**WRITTEN TASK**
Transcribe every line of the material below character for character.

◆ ◆ ◆ ◆ ◆ ◆ ◆

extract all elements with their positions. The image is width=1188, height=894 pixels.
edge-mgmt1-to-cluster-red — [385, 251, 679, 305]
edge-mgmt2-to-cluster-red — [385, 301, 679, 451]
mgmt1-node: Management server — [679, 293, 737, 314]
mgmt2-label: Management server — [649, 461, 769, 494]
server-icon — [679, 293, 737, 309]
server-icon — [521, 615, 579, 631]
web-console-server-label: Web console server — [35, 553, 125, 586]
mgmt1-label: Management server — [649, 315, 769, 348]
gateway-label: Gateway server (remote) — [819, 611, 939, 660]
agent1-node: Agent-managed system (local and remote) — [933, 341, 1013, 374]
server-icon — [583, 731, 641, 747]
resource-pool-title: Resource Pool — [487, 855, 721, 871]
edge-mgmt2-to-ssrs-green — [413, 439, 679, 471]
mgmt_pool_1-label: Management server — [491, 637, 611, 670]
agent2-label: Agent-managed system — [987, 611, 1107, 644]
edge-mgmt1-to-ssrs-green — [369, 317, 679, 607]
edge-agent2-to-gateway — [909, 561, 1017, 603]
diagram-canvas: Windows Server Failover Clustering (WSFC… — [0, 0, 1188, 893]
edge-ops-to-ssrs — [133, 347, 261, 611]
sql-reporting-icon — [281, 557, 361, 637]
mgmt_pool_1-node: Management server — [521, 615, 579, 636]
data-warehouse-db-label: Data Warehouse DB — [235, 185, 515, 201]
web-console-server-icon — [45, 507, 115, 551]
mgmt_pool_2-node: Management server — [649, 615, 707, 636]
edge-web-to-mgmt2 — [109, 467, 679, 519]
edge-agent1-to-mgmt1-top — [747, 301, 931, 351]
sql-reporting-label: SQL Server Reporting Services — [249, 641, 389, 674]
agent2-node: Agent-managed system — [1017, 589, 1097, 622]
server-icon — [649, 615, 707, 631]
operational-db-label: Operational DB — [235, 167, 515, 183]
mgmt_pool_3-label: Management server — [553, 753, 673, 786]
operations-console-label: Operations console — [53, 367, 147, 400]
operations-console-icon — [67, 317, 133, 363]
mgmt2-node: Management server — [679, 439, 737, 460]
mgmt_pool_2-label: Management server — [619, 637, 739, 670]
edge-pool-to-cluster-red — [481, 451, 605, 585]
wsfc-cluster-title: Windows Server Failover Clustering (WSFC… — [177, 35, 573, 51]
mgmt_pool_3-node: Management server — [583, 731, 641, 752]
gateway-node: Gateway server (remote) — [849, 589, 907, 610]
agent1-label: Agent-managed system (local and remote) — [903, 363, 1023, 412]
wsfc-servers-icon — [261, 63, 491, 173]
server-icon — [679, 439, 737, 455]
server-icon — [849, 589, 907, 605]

◆ ◆ ◆ ◆ ◆ ◆ ◆

**EXERCISE OUTPUT**
extract all elements with their positions. The image is width=1188, height=894 pixels.
edge-mgmt1-to-cluster-red — [385, 251, 679, 305]
edge-mgmt2-to-cluster-red — [385, 301, 679, 451]
mgmt1-node: Management server — [679, 293, 737, 314]
mgmt2-label: Management server — [649, 461, 769, 494]
server-icon — [679, 293, 737, 309]
server-icon — [521, 615, 579, 631]
web-console-server-label: Web console server — [35, 553, 125, 586]
mgmt1-label: Management server — [649, 315, 769, 348]
gateway-label: Gateway server (remote) — [819, 611, 939, 660]
agent1-node: Agent-managed system (local and remote) — [933, 341, 1013, 374]
server-icon — [583, 731, 641, 747]
resource-pool-title: Resource Pool — [487, 855, 721, 871]
edge-mgmt2-to-ssrs-green — [413, 439, 679, 471]
mgmt_pool_1-label: Management server — [491, 637, 611, 670]
agent2-label: Agent-managed system — [987, 611, 1107, 644]
edge-mgmt1-to-ssrs-green — [369, 317, 679, 607]
edge-agent2-to-gateway — [909, 561, 1017, 603]
diagram-canvas: Windows Server Failover Clustering (WSFC… — [0, 0, 1188, 893]
edge-ops-to-ssrs — [133, 347, 261, 611]
sql-reporting-icon — [281, 557, 361, 637]
mgmt_pool_1-node: Management server — [521, 615, 579, 636]
data-warehouse-db-label: Data Warehouse DB — [235, 185, 515, 201]
web-console-server-icon — [45, 507, 115, 551]
mgmt_pool_2-node: Management server — [649, 615, 707, 636]
edge-web-to-mgmt2 — [109, 467, 679, 519]
edge-agent1-to-mgmt1-top — [747, 301, 931, 351]
sql-reporting-label: SQL Server Reporting Services — [249, 641, 389, 674]
agent2-node: Agent-managed system — [1017, 589, 1097, 622]
server-icon — [649, 615, 707, 631]
operational-db-label: Operational DB — [235, 167, 515, 183]
mgmt_pool_3-label: Management server — [553, 753, 673, 786]
operations-console-label: Operations console — [53, 367, 147, 400]
operations-console-icon — [67, 317, 133, 363]
mgmt2-node: Management server — [679, 439, 737, 460]
mgmt_pool_2-label: Management server — [619, 637, 739, 670]
edge-pool-to-cluster-red — [481, 451, 605, 585]
wsfc-cluster-title: Windows Server Failover Clustering (WSFC… — [177, 35, 573, 51]
mgmt_pool_3-node: Management server — [583, 731, 641, 752]
gateway-node: Gateway server (remote) — [849, 589, 907, 610]
agent1-label: Agent-managed system (local and remote) — [903, 363, 1023, 412]
wsfc-servers-icon — [261, 63, 491, 173]
server-icon — [679, 439, 737, 455]
server-icon — [849, 589, 907, 605]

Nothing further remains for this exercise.